Records that describe figures:
____

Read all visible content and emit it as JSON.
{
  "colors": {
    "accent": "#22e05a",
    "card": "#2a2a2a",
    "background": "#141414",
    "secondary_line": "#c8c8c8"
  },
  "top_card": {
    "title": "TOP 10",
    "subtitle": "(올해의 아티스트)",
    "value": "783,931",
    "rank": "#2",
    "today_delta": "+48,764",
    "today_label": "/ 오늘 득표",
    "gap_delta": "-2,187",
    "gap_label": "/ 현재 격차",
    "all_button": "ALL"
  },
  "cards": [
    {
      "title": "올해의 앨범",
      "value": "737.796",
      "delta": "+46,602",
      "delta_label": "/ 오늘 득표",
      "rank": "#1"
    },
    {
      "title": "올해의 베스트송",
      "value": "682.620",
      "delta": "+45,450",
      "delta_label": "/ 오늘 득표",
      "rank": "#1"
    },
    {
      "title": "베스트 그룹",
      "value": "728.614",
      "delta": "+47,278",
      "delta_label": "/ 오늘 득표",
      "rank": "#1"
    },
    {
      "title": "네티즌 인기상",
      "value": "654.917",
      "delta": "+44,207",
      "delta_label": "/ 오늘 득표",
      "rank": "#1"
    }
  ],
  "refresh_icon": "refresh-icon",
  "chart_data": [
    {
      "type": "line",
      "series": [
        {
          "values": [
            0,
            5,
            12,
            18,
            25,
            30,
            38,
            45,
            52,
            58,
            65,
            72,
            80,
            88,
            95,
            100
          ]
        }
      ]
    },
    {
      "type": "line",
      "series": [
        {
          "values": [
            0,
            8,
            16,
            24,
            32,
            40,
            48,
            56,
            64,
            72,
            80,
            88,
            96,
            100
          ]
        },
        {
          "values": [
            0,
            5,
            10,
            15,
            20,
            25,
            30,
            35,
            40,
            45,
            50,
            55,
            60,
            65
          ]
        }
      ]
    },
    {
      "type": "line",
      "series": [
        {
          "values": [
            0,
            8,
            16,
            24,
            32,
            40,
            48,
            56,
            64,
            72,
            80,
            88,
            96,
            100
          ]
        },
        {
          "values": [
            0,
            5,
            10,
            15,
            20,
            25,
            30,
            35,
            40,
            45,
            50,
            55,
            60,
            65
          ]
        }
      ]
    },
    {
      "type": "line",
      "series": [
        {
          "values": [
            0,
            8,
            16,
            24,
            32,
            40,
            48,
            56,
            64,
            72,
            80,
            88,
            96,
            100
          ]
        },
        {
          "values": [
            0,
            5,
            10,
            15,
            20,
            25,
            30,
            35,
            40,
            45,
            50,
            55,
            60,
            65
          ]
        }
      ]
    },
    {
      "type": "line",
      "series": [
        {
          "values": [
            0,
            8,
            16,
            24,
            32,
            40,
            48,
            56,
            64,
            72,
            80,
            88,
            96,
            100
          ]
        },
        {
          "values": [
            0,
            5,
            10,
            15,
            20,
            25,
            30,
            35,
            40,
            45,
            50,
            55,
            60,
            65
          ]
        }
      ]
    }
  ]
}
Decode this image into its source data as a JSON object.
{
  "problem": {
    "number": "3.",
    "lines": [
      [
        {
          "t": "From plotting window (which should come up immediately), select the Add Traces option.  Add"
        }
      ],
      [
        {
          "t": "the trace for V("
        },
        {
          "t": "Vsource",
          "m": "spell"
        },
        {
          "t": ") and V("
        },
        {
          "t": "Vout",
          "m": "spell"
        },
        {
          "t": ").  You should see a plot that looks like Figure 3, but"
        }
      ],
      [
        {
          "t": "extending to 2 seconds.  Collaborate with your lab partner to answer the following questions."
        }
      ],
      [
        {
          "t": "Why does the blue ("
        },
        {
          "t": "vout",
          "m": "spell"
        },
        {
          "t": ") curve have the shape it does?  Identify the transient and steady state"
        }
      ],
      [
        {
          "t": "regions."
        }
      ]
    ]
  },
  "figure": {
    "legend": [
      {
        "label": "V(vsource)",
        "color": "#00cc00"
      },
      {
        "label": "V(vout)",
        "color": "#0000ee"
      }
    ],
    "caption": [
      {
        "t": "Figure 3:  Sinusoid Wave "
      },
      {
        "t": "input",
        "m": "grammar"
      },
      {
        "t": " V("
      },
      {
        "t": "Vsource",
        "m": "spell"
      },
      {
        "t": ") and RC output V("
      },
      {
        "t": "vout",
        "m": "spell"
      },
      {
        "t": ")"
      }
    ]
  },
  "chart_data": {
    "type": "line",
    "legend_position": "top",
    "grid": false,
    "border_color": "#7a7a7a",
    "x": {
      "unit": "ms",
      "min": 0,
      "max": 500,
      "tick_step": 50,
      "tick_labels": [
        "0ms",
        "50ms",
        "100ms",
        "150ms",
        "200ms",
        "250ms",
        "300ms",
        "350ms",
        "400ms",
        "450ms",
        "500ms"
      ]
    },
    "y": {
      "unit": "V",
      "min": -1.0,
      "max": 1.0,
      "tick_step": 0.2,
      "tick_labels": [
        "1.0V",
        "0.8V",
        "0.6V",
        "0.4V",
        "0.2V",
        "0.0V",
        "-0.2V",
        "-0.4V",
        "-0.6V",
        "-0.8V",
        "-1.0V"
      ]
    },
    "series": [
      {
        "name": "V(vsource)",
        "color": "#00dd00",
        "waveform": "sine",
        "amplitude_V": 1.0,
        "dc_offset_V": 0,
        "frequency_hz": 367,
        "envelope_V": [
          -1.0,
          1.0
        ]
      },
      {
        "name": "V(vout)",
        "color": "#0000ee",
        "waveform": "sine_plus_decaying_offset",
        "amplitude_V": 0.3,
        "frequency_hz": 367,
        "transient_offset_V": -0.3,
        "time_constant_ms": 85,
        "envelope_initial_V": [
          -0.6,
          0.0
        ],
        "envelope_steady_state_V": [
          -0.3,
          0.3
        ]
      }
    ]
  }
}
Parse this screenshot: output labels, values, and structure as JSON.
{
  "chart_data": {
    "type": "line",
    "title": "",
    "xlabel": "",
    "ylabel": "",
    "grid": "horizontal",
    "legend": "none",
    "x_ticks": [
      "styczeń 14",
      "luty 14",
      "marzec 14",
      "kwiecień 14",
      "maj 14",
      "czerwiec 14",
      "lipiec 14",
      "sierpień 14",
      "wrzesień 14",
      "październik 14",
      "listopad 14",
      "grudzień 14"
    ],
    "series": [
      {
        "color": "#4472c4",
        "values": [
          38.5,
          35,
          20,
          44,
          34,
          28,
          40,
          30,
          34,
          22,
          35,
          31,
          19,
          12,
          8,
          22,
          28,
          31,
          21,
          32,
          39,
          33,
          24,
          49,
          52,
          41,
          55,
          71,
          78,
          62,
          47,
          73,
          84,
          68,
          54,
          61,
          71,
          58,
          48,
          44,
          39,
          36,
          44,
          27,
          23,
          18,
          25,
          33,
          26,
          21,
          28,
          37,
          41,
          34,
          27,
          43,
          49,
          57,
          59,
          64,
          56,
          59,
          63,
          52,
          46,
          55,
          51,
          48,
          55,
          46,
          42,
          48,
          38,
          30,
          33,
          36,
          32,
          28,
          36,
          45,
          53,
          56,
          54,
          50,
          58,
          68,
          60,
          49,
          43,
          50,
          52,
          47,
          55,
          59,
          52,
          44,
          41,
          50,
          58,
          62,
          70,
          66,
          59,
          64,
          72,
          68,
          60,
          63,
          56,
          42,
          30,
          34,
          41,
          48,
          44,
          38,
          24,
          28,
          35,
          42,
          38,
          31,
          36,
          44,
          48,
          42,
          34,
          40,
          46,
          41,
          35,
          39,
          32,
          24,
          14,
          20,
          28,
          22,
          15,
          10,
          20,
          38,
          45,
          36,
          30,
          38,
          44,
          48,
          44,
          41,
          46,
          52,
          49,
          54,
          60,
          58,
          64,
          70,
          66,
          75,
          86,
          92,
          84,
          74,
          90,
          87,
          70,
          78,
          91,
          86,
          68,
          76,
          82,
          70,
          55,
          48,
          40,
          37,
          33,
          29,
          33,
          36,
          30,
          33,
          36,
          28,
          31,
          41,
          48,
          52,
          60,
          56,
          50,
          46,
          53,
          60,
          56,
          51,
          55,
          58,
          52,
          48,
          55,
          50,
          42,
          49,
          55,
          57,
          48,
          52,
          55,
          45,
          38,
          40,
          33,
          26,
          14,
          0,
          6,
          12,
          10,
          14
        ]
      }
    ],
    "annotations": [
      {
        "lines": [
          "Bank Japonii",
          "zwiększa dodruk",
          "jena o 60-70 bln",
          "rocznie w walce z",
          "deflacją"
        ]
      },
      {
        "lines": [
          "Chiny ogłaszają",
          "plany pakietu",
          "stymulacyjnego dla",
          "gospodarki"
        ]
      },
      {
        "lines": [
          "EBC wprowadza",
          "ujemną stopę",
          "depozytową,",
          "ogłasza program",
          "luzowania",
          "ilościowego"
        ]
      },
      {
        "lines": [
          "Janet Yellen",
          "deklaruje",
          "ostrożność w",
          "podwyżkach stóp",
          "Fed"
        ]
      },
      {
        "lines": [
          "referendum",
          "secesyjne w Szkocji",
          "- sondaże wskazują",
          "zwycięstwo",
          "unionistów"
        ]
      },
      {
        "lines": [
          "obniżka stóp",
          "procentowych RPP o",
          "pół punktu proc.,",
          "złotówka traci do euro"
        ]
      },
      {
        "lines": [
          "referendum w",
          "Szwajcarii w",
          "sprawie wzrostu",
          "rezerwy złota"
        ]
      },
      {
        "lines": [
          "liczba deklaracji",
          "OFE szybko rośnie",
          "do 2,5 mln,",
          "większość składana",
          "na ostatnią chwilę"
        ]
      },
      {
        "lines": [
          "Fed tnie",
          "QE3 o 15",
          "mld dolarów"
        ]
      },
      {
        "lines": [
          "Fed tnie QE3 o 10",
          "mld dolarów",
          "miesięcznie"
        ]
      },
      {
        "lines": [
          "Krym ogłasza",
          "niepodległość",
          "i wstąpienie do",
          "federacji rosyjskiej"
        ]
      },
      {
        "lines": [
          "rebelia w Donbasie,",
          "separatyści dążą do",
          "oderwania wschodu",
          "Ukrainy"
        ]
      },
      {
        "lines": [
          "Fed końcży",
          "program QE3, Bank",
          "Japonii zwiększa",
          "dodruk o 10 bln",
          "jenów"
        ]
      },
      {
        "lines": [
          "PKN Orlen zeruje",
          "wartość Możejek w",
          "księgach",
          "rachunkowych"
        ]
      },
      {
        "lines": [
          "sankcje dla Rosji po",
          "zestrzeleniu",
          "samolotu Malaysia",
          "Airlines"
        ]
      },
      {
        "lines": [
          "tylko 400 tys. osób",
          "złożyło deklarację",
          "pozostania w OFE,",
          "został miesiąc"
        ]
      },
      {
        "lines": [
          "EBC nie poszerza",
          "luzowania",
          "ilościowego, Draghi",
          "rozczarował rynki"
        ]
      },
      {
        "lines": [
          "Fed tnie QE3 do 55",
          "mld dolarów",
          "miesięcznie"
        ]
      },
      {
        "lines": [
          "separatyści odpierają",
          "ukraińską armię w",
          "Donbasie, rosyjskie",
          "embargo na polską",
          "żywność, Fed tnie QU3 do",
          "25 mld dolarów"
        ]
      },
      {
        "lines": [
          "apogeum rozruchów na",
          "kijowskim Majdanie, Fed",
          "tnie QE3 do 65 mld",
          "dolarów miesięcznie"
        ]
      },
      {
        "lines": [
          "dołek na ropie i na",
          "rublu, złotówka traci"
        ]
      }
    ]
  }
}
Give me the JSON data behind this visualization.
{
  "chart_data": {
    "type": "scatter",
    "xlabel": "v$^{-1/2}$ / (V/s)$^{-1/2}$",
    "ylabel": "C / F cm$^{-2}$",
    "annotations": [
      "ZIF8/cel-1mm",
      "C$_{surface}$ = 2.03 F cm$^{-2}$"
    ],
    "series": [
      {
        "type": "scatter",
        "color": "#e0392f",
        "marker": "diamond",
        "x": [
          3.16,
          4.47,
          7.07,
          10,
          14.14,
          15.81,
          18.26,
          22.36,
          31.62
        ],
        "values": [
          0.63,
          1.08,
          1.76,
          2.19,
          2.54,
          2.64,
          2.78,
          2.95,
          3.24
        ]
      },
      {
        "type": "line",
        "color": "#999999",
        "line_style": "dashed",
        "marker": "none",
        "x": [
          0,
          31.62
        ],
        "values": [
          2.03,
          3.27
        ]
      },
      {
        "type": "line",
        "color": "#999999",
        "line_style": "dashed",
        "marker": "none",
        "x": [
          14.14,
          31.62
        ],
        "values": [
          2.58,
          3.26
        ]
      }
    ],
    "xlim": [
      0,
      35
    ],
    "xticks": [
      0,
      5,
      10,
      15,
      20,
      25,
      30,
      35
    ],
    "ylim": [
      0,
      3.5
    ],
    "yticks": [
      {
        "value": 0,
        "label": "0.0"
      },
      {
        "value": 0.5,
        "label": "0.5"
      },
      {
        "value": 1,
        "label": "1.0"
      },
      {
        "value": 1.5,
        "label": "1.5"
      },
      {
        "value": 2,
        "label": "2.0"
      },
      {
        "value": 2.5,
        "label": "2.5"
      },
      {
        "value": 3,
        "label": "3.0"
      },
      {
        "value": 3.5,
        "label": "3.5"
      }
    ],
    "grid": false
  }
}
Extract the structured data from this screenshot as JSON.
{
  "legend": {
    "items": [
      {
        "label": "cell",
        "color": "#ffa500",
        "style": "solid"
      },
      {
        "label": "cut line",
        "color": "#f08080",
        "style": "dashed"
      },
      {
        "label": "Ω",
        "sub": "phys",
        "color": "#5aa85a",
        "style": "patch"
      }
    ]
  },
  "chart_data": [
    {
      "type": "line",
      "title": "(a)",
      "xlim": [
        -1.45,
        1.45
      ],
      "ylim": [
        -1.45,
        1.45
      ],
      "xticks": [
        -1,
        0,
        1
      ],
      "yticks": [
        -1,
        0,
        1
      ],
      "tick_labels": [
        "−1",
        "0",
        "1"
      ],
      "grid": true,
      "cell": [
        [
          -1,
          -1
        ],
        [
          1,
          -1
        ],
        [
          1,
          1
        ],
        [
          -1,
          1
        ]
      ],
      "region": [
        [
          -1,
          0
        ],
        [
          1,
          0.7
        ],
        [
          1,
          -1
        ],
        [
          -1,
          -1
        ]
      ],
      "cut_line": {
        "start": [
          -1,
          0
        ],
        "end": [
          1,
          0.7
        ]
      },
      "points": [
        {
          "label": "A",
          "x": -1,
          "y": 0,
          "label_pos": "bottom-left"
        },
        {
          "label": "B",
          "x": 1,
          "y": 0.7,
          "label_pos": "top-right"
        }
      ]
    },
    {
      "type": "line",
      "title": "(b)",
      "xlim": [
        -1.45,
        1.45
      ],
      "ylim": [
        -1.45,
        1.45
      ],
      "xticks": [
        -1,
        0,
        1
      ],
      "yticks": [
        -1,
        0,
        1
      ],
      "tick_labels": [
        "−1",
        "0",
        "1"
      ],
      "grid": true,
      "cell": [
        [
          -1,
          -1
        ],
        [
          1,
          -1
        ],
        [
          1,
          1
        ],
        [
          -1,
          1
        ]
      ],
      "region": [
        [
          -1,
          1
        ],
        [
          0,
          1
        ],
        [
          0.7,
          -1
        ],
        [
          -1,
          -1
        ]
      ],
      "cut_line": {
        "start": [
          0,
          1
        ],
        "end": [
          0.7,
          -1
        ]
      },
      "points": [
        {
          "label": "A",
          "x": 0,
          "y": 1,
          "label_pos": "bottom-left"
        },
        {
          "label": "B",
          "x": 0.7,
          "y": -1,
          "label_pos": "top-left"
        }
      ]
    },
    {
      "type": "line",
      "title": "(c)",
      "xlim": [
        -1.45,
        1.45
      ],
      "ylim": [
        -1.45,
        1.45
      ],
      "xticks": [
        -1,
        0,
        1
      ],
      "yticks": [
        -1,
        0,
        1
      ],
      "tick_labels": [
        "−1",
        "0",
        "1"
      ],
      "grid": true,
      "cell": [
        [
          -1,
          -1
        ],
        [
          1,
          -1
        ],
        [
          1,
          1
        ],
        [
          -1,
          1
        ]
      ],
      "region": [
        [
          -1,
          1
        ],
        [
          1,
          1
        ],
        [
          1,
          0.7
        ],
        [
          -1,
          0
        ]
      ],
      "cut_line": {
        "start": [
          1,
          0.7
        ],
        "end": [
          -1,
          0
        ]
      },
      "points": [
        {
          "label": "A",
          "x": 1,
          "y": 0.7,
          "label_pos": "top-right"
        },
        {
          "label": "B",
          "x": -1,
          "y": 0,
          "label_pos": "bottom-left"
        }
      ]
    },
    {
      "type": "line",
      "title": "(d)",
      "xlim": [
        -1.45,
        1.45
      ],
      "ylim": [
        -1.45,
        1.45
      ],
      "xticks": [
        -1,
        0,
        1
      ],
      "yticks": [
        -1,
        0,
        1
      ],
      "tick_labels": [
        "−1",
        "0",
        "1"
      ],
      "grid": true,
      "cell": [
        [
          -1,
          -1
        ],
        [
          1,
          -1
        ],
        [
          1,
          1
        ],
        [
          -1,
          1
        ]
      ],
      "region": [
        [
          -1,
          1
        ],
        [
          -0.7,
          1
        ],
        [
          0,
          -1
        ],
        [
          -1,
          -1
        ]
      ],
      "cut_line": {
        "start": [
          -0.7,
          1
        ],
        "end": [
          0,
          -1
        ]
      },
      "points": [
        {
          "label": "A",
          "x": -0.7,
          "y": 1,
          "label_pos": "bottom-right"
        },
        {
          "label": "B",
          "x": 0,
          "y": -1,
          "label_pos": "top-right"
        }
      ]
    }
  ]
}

____

Task goal — Which lines above contain the word "tnie"? Copy each of them.

Final answer —
          "Fed tnie",
          "Fed tnie QE3 o 10",
          "Fed tnie QE3 do 55",
          "żywność, Fed tnie QU3 do",
          "tnie QE3 do 65 mld",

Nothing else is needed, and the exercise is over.